Aim of the task >>
Below is a set of records; print all of them exactly as written.

Data to process >>
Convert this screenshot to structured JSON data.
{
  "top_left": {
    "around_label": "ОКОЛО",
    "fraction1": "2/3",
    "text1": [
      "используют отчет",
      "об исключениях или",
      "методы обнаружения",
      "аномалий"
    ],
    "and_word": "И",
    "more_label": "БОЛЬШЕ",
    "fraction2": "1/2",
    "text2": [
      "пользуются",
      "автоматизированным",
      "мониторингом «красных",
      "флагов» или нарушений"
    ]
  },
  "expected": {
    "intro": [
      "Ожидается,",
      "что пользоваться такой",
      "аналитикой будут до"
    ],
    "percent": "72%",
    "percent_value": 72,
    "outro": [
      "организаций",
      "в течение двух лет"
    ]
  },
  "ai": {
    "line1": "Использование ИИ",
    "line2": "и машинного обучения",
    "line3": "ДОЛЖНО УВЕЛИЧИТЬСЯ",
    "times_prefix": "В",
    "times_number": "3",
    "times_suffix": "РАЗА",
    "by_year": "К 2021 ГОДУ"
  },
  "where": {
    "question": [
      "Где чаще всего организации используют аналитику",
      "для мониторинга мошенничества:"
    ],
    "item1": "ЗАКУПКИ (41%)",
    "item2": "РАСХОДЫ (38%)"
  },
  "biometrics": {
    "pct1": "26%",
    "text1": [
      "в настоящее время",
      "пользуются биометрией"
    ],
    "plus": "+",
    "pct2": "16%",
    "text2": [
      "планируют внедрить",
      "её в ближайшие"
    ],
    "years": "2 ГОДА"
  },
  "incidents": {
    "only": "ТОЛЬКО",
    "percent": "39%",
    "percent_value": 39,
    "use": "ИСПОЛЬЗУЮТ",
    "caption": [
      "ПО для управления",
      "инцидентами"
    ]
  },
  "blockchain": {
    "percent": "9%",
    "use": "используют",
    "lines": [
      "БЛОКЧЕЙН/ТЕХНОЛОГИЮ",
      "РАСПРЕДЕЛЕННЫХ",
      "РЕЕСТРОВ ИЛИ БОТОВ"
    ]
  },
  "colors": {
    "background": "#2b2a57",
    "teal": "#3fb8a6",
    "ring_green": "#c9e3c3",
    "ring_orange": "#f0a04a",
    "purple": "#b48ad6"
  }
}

Output >>
Convert this screenshot to structured JSON data.
{
  "top_left": {
    "around_label": "ОКОЛО",
    "fraction1": "2/3",
    "text1": [
      "используют отчет",
      "об исключениях или",
      "методы обнаружения",
      "аномалий"
    ],
    "and_word": "И",
    "more_label": "БОЛЬШЕ",
    "fraction2": "1/2",
    "text2": [
      "пользуются",
      "автоматизированным",
      "мониторингом «красных",
      "флагов» или нарушений"
    ]
  },
  "expected": {
    "intro": [
      "Ожидается,",
      "что пользоваться такой",
      "аналитикой будут до"
    ],
    "percent": "72%",
    "percent_value": 72,
    "outro": [
      "организаций",
      "в течение двух лет"
    ]
  },
  "ai": {
    "line1": "Использование ИИ",
    "line2": "и машинного обучения",
    "line3": "ДОЛЖНО УВЕЛИЧИТЬСЯ",
    "times_prefix": "В",
    "times_number": "3",
    "times_suffix": "РАЗА",
    "by_year": "К 2021 ГОДУ"
  },
  "where": {
    "question": [
      "Где чаще всего организации используют аналитику",
      "для мониторинга мошенничества:"
    ],
    "item1": "ЗАКУПКИ (41%)",
    "item2": "РАСХОДЫ (38%)"
  },
  "biometrics": {
    "pct1": "26%",
    "text1": [
      "в настоящее время",
      "пользуются биометрией"
    ],
    "plus": "+",
    "pct2": "16%",
    "text2": [
      "планируют внедрить",
      "её в ближайшие"
    ],
    "years": "2 ГОДА"
  },
  "incidents": {
    "only": "ТОЛЬКО",
    "percent": "39%",
    "percent_value": 39,
    "use": "ИСПОЛЬЗУЮТ",
    "caption": [
      "ПО для управления",
      "инцидентами"
    ]
  },
  "blockchain": {
    "percent": "9%",
    "use": "используют",
    "lines": [
      "БЛОКЧЕЙН/ТЕХНОЛОГИЮ",
      "РАСПРЕДЕЛЕННЫХ",
      "РЕЕСТРОВ ИЛИ БОТОВ"
    ]
  },
  "colors": {
    "background": "#2b2a57",
    "teal": "#3fb8a6",
    "ring_green": "#c9e3c3",
    "ring_orange": "#f0a04a",
    "purple": "#b48ad6"
  }
}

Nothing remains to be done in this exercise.